-- begin ENTRIES SHOWN --

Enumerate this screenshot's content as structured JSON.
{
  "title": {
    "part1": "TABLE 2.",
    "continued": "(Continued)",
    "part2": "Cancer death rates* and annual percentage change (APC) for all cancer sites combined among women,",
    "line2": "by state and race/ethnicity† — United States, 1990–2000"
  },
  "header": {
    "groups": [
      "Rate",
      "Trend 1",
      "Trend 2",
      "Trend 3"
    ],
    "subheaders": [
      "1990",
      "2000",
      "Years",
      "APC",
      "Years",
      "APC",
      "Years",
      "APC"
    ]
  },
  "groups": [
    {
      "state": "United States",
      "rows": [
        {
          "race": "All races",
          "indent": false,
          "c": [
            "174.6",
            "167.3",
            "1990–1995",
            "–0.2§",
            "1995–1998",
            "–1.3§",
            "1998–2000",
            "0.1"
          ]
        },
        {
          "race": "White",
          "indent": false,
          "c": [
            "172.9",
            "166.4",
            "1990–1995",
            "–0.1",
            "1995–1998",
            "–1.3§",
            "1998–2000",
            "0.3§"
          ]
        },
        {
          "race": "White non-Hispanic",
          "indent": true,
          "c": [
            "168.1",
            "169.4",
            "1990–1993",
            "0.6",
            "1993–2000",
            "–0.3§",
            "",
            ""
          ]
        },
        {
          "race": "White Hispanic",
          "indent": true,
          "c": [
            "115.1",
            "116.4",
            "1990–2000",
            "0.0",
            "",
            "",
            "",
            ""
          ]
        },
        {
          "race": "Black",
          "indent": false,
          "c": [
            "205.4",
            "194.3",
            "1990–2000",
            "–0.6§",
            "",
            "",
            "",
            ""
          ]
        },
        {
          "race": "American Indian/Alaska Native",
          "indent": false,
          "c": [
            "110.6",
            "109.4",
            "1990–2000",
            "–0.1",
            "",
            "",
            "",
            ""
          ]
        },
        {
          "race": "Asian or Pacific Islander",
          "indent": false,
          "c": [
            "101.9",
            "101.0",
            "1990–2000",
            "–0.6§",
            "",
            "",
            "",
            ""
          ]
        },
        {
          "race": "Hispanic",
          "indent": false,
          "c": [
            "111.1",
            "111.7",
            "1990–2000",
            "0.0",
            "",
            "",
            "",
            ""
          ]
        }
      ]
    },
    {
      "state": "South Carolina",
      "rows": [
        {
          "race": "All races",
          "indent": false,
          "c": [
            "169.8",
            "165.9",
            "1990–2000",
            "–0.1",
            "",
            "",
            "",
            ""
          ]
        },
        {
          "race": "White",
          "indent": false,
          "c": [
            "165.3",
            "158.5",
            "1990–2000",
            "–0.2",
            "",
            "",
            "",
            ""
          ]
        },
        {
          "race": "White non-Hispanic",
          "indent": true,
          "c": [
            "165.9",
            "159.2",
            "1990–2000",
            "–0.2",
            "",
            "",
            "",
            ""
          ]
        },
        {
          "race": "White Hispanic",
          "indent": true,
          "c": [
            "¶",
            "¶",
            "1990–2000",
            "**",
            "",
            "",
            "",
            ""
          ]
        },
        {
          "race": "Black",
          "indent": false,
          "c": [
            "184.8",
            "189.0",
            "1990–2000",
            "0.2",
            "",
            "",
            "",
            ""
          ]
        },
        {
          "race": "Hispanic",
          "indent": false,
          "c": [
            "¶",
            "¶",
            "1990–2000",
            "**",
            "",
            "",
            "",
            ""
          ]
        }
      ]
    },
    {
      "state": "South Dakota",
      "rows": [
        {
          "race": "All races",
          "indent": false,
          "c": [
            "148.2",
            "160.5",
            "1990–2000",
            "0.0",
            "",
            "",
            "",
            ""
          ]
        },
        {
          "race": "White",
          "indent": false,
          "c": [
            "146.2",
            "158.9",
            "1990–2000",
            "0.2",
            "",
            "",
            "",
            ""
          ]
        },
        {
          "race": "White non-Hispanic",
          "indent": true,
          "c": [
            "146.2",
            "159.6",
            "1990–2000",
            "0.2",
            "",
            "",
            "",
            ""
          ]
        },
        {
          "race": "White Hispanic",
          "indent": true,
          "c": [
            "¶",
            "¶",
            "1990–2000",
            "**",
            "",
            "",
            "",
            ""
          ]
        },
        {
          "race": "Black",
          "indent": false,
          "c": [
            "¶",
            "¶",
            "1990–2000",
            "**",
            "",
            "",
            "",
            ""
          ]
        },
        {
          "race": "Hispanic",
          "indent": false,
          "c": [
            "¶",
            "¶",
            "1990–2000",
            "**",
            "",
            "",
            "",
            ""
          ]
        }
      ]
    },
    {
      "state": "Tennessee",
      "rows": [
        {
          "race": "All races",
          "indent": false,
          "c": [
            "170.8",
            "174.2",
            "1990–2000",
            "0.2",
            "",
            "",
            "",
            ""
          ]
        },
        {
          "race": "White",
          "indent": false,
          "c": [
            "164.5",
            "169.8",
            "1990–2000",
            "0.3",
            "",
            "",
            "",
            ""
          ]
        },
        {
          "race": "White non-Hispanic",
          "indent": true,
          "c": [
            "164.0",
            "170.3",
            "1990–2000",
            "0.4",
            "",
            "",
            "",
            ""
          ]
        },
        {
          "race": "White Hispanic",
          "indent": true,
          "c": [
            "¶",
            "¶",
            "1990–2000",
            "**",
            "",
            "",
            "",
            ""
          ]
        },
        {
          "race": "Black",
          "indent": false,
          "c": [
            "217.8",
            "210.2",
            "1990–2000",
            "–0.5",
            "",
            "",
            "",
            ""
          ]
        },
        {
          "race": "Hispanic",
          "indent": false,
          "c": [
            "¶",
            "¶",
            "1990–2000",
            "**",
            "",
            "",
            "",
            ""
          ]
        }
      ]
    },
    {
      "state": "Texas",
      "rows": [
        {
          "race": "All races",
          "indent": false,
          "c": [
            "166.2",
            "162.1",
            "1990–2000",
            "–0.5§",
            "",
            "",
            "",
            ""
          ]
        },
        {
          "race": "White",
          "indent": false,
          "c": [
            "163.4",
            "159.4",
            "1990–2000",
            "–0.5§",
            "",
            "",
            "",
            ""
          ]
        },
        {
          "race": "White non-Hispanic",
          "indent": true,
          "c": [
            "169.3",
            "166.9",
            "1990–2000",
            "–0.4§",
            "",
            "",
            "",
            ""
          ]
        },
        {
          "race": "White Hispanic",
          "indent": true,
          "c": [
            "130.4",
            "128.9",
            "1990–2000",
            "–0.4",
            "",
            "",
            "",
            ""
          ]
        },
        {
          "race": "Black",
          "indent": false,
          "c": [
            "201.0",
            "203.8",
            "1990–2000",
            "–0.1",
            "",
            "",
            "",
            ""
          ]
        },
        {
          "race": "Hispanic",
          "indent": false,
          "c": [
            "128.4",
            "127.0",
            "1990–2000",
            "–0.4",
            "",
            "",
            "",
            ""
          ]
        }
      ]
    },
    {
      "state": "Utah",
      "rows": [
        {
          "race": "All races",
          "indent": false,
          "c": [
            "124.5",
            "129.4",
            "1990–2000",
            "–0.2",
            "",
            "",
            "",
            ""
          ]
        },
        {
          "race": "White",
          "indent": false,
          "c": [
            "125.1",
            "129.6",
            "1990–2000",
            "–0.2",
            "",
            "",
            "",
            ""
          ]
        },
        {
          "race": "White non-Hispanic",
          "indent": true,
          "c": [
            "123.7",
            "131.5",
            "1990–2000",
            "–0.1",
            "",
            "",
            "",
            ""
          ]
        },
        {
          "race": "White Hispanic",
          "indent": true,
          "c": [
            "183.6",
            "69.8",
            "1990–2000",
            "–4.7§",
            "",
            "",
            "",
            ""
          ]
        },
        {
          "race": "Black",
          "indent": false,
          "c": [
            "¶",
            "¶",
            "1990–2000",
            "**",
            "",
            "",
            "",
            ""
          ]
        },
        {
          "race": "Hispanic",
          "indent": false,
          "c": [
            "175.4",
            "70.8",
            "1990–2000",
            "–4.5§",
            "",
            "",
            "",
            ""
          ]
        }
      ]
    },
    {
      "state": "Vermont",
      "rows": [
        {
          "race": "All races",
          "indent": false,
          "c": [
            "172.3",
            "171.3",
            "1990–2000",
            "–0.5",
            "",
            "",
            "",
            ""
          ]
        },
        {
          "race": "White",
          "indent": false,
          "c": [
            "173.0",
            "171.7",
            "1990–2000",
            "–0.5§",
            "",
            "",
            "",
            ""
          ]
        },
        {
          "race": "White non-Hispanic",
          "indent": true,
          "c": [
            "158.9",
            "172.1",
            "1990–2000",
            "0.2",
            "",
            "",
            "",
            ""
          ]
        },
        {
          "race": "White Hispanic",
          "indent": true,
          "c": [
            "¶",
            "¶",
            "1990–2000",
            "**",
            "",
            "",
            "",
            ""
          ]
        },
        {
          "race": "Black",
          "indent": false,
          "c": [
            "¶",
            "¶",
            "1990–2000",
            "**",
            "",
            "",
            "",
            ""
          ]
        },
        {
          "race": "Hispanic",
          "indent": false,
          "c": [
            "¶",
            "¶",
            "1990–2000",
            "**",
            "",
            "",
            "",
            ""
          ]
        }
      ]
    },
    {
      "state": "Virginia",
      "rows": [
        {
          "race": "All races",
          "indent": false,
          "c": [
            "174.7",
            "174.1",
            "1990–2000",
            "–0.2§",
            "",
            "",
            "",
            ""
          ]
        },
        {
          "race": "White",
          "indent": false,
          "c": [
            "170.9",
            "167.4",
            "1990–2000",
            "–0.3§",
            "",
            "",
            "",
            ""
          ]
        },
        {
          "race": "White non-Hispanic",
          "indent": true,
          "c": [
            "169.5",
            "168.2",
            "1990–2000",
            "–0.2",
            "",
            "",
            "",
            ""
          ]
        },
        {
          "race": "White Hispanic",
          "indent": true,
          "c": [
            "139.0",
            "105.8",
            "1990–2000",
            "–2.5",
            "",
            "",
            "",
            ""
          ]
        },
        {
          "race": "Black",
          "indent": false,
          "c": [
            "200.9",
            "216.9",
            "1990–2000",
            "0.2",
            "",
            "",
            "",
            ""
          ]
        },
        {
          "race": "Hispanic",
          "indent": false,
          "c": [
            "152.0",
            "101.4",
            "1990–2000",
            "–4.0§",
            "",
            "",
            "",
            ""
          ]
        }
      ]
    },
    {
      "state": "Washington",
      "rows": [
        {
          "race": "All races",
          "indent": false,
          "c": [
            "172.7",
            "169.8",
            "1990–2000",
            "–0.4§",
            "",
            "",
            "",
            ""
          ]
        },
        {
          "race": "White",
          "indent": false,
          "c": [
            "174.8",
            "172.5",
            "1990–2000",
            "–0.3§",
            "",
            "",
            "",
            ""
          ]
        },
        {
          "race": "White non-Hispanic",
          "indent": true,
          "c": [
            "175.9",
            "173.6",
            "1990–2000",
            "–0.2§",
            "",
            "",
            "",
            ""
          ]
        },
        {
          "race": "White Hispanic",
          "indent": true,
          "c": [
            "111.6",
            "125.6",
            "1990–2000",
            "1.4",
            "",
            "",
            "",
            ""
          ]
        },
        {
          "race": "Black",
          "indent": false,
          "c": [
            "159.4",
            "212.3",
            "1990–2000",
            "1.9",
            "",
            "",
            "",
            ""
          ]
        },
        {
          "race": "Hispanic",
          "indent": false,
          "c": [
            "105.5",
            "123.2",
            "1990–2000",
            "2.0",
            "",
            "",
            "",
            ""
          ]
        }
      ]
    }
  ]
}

-- end ENTRIES SHOWN --

## [GIVEN EXERCISE]
Identify every line above that includes the word "South", and show those lines.

## [EXERCISE OUTPUT]
      "state": "South Carolina",
      "state": "South Dakota",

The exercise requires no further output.